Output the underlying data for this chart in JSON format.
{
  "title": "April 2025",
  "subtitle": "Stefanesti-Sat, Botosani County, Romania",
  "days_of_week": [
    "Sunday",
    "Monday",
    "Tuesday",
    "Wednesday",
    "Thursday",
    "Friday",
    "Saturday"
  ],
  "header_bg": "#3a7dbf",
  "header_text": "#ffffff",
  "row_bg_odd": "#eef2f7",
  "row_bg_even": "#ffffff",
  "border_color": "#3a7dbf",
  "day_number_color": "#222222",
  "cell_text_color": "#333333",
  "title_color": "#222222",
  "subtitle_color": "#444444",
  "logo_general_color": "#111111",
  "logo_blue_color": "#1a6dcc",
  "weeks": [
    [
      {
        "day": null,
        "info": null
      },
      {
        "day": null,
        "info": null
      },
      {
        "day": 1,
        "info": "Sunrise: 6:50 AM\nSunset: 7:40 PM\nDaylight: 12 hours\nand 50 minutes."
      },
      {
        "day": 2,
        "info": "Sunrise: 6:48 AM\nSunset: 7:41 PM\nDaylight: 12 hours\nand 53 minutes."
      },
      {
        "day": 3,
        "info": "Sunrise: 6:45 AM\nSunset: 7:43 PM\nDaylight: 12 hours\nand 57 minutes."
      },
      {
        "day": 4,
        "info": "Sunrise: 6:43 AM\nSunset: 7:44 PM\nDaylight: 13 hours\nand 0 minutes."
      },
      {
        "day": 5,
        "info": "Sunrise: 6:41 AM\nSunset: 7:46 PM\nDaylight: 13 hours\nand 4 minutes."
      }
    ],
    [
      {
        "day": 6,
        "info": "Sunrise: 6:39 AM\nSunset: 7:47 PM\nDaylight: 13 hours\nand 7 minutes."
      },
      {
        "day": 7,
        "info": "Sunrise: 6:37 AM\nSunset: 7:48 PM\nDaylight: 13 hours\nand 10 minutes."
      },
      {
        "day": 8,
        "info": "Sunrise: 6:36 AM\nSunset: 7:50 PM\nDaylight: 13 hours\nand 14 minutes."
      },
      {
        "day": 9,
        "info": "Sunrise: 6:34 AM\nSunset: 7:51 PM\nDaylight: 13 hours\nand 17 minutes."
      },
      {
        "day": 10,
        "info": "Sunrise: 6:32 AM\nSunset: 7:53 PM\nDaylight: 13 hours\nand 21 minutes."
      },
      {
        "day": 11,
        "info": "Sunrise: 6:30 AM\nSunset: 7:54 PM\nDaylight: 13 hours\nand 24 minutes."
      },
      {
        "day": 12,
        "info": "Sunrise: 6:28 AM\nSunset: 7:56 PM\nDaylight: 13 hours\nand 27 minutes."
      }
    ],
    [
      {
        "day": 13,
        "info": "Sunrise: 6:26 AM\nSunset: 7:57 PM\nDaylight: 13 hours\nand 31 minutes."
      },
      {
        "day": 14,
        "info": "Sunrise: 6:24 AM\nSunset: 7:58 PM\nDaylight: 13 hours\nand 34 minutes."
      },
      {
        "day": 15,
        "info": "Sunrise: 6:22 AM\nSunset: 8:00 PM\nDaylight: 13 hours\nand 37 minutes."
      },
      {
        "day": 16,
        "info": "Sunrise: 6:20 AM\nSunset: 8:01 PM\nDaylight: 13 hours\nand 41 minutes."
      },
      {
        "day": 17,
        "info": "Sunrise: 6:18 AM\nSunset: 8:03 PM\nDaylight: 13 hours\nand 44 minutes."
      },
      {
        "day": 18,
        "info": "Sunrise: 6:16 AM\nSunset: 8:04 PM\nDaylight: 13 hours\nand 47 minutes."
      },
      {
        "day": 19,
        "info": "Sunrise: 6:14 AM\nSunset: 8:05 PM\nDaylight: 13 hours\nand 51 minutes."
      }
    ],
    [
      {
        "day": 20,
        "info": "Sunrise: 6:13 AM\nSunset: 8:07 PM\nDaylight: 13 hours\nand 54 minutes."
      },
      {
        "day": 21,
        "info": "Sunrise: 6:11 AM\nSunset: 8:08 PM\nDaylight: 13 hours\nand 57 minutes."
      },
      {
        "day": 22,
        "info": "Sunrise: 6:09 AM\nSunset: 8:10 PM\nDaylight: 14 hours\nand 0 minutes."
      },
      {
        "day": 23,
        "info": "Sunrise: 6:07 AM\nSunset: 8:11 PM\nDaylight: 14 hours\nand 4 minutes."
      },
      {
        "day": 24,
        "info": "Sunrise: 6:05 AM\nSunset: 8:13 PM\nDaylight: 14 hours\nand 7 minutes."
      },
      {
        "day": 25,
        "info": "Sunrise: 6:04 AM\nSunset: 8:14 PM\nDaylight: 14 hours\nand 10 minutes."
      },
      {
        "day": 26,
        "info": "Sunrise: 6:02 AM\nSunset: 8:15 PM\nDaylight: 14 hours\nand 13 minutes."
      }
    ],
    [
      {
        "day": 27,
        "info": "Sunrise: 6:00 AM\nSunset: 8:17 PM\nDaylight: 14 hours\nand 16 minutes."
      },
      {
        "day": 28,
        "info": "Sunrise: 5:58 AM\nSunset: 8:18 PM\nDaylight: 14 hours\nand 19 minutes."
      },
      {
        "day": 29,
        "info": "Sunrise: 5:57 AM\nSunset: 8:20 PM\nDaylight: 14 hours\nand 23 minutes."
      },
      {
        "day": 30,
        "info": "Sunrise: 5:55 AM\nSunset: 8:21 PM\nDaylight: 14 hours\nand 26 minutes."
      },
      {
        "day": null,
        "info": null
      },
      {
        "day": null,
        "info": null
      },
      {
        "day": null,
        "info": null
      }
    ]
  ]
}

+ + + + + + +

▶ _GIVEN REQUEST_
Retype the listing. Match it exactly.

▶ _OUTPUT_
Output the underlying data for this chart in JSON format.
{
  "title": "April 2025",
  "subtitle": "Stefanesti-Sat, Botosani County, Romania",
  "days_of_week": [
    "Sunday",
    "Monday",
    "Tuesday",
    "Wednesday",
    "Thursday",
    "Friday",
    "Saturday"
  ],
  "header_bg": "#3a7dbf",
  "header_text": "#ffffff",
  "row_bg_odd": "#eef2f7",
  "row_bg_even": "#ffffff",
  "border_color": "#3a7dbf",
  "day_number_color": "#222222",
  "cell_text_color": "#333333",
  "title_color": "#222222",
  "subtitle_color": "#444444",
  "logo_general_color": "#111111",
  "logo_blue_color": "#1a6dcc",
  "weeks": [
    [
      {
        "day": null,
        "info": null
      },
      {
        "day": null,
        "info": null
      },
      {
        "day": 1,
        "info": "Sunrise: 6:50 AM\nSunset: 7:40 PM\nDaylight: 12 hours\nand 50 minutes."
      },
      {
        "day": 2,
        "info": "Sunrise: 6:48 AM\nSunset: 7:41 PM\nDaylight: 12 hours\nand 53 minutes."
      },
      {
        "day": 3,
        "info": "Sunrise: 6:45 AM\nSunset: 7:43 PM\nDaylight: 12 hours\nand 57 minutes."
      },
      {
        "day": 4,
        "info": "Sunrise: 6:43 AM\nSunset: 7:44 PM\nDaylight: 13 hours\nand 0 minutes."
      },
      {
        "day": 5,
        "info": "Sunrise: 6:41 AM\nSunset: 7:46 PM\nDaylight: 13 hours\nand 4 minutes."
      }
    ],
    [
      {
        "day": 6,
        "info": "Sunrise: 6:39 AM\nSunset: 7:47 PM\nDaylight: 13 hours\nand 7 minutes."
      },
      {
        "day": 7,
        "info": "Sunrise: 6:37 AM\nSunset: 7:48 PM\nDaylight: 13 hours\nand 10 minutes."
      },
      {
        "day": 8,
        "info": "Sunrise: 6:36 AM\nSunset: 7:50 PM\nDaylight: 13 hours\nand 14 minutes."
      },
      {
        "day": 9,
        "info": "Sunrise: 6:34 AM\nSunset: 7:51 PM\nDaylight: 13 hours\nand 17 minutes."
      },
      {
        "day": 10,
        "info": "Sunrise: 6:32 AM\nSunset: 7:53 PM\nDaylight: 13 hours\nand 21 minutes."
      },
      {
        "day": 11,
        "info": "Sunrise: 6:30 AM\nSunset: 7:54 PM\nDaylight: 13 hours\nand 24 minutes."
      },
      {
        "day": 12,
        "info": "Sunrise: 6:28 AM\nSunset: 7:56 PM\nDaylight: 13 hours\nand 27 minutes."
      }
    ],
    [
      {
        "day": 13,
        "info": "Sunrise: 6:26 AM\nSunset: 7:57 PM\nDaylight: 13 hours\nand 31 minutes."
      },
      {
        "day": 14,
        "info": "Sunrise: 6:24 AM\nSunset: 7:58 PM\nDaylight: 13 hours\nand 34 minutes."
      },
      {
        "day": 15,
        "info": "Sunrise: 6:22 AM\nSunset: 8:00 PM\nDaylight: 13 hours\nand 37 minutes."
      },
      {
        "day": 16,
        "info": "Sunrise: 6:20 AM\nSunset: 8:01 PM\nDaylight: 13 hours\nand 41 minutes."
      },
      {
        "day": 17,
        "info": "Sunrise: 6:18 AM\nSunset: 8:03 PM\nDaylight: 13 hours\nand 44 minutes."
      },
      {
        "day": 18,
        "info": "Sunrise: 6:16 AM\nSunset: 8:04 PM\nDaylight: 13 hours\nand 47 minutes."
      },
      {
        "day": 19,
        "info": "Sunrise: 6:14 AM\nSunset: 8:05 PM\nDaylight: 13 hours\nand 51 minutes."
      }
    ],
    [
      {
        "day": 20,
        "info": "Sunrise: 6:13 AM\nSunset: 8:07 PM\nDaylight: 13 hours\nand 54 minutes."
      },
      {
        "day": 21,
        "info": "Sunrise: 6:11 AM\nSunset: 8:08 PM\nDaylight: 13 hours\nand 57 minutes."
      },
      {
        "day": 22,
        "info": "Sunrise: 6:09 AM\nSunset: 8:10 PM\nDaylight: 14 hours\nand 0 minutes."
      },
      {
        "day": 23,
        "info": "Sunrise: 6:07 AM\nSunset: 8:11 PM\nDaylight: 14 hours\nand 4 minutes."
      },
      {
        "day": 24,
        "info": "Sunrise: 6:05 AM\nSunset: 8:13 PM\nDaylight: 14 hours\nand 7 minutes."
      },
      {
        "day": 25,
        "info": "Sunrise: 6:04 AM\nSunset: 8:14 PM\nDaylight: 14 hours\nand 10 minutes."
      },
      {
        "day": 26,
        "info": "Sunrise: 6:02 AM\nSunset: 8:15 PM\nDaylight: 14 hours\nand 13 minutes."
      }
    ],
    [
      {
        "day": 27,
        "info": "Sunrise: 6:00 AM\nSunset: 8:17 PM\nDaylight: 14 hours\nand 16 minutes."
      },
      {
        "day": 28,
        "info": "Sunrise: 5:58 AM\nSunset: 8:18 PM\nDaylight: 14 hours\nand 19 minutes."
      },
      {
        "day": 29,
        "info": "Sunrise: 5:57 AM\nSunset: 8:20 PM\nDaylight: 14 hours\nand 23 minutes."
      },
      {
        "day": 30,
        "info": "Sunrise: 5:55 AM\nSunset: 8:21 PM\nDaylight: 14 hours\nand 26 minutes."
      },
      {
        "day": null,
        "info": null
      },
      {
        "day": null,
        "info": null
      },
      {
        "day": null,
        "info": null
      }
    ]
  ]
}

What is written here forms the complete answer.